- EXERCISE OBJECTIVE:
Retype all of the listing exactly, passing over any picture you find.

(Records that describe figures)
▶

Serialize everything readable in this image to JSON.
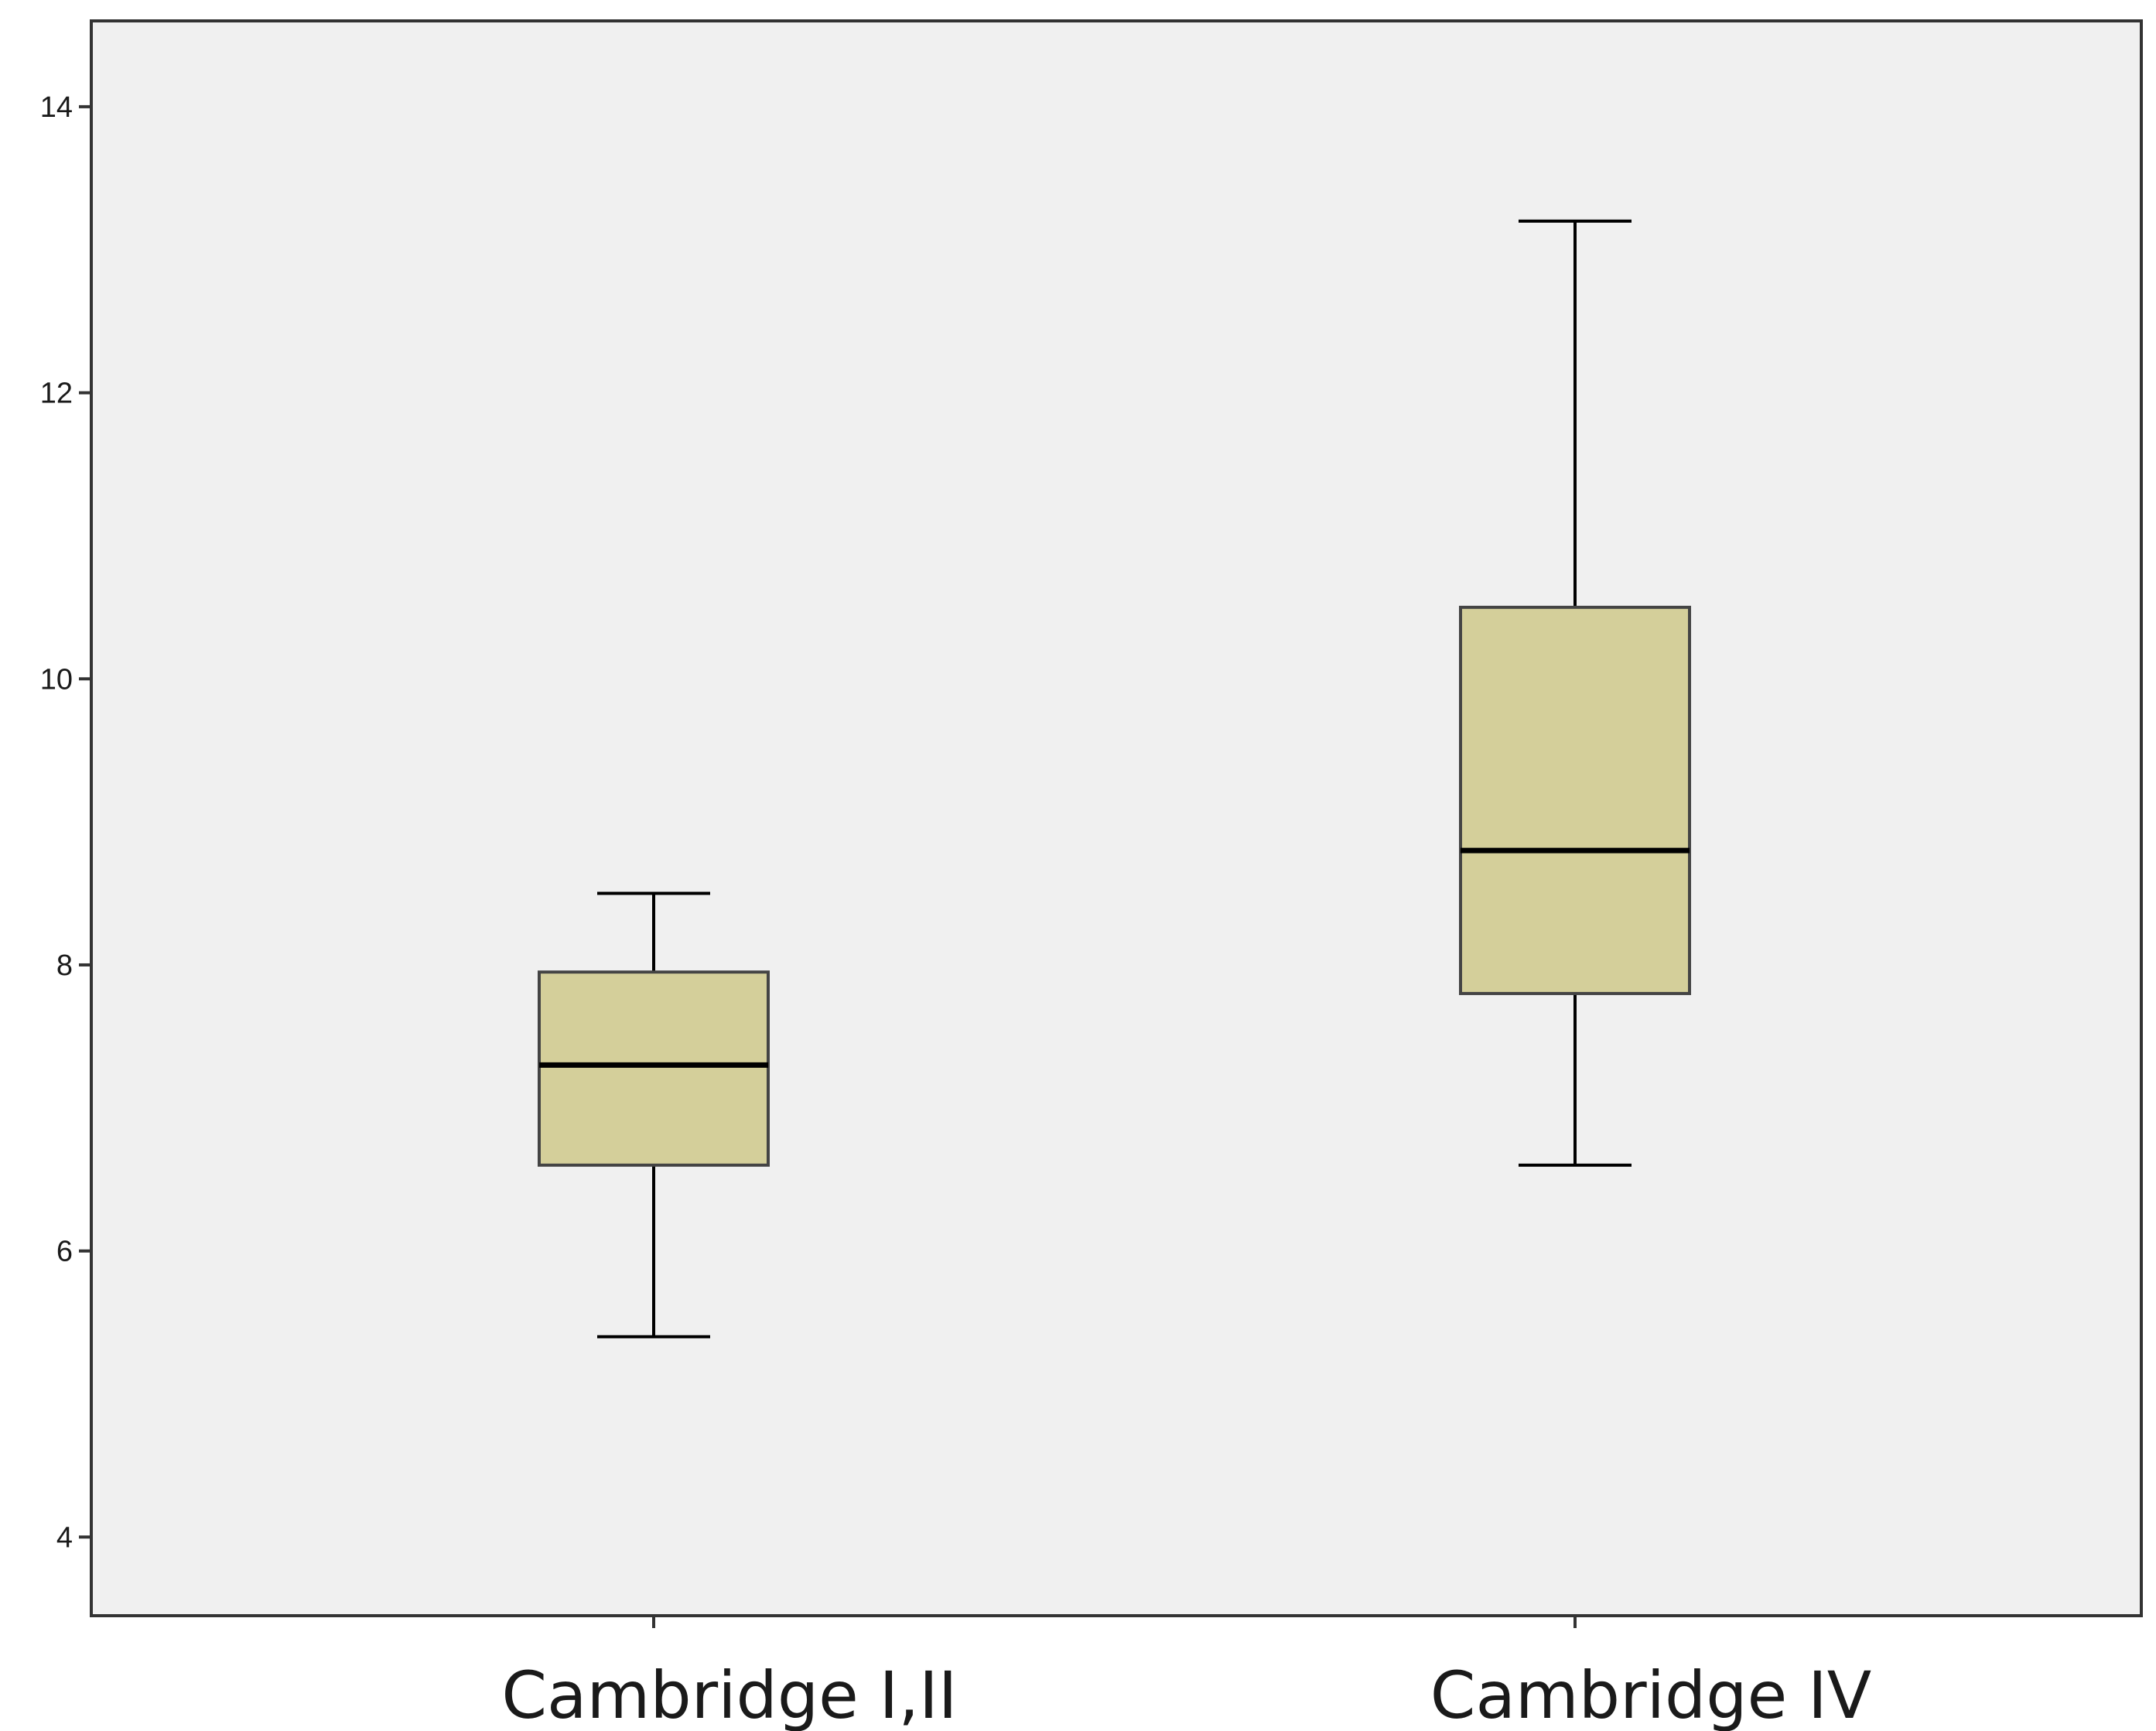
{
  "chart_data": {
    "type": "boxplot",
    "title": "",
    "xlabel": "",
    "ylabel": "",
    "ylim": [
      3.45,
      14.6
    ],
    "yticks": [
      4,
      6,
      8,
      10,
      12,
      14
    ],
    "categories": [
      "Cambridge I,II",
      "Cambridge IV"
    ],
    "boxes": [
      {
        "category": "Cambridge I,II",
        "whisker_low": 5.4,
        "q1": 6.6,
        "median": 7.3,
        "q3": 7.95,
        "whisker_high": 8.5
      },
      {
        "category": "Cambridge IV",
        "whisker_low": 6.6,
        "q1": 7.8,
        "median": 8.8,
        "q3": 10.5,
        "whisker_high": 13.2
      }
    ],
    "grid": false,
    "colors": {
      "plot_background": "#f0f0f0",
      "box_fill": "#d4cf9a",
      "line": "#000000",
      "frame": "#333333"
    }
  }
}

◀

- RIGHT ANSWER:
Serialize everything readable in this image to JSON.
{
  "chart_data": {
    "type": "boxplot",
    "title": "",
    "xlabel": "",
    "ylabel": "",
    "ylim": [
      3.45,
      14.6
    ],
    "yticks": [
      4,
      6,
      8,
      10,
      12,
      14
    ],
    "categories": [
      "Cambridge I,II",
      "Cambridge IV"
    ],
    "boxes": [
      {
        "category": "Cambridge I,II",
        "whisker_low": 5.4,
        "q1": 6.6,
        "median": 7.3,
        "q3": 7.95,
        "whisker_high": 8.5
      },
      {
        "category": "Cambridge IV",
        "whisker_low": 6.6,
        "q1": 7.8,
        "median": 8.8,
        "q3": 10.5,
        "whisker_high": 13.2
      }
    ],
    "grid": false,
    "colors": {
      "plot_background": "#f0f0f0",
      "box_fill": "#d4cf9a",
      "line": "#000000",
      "frame": "#333333"
    }
  }
}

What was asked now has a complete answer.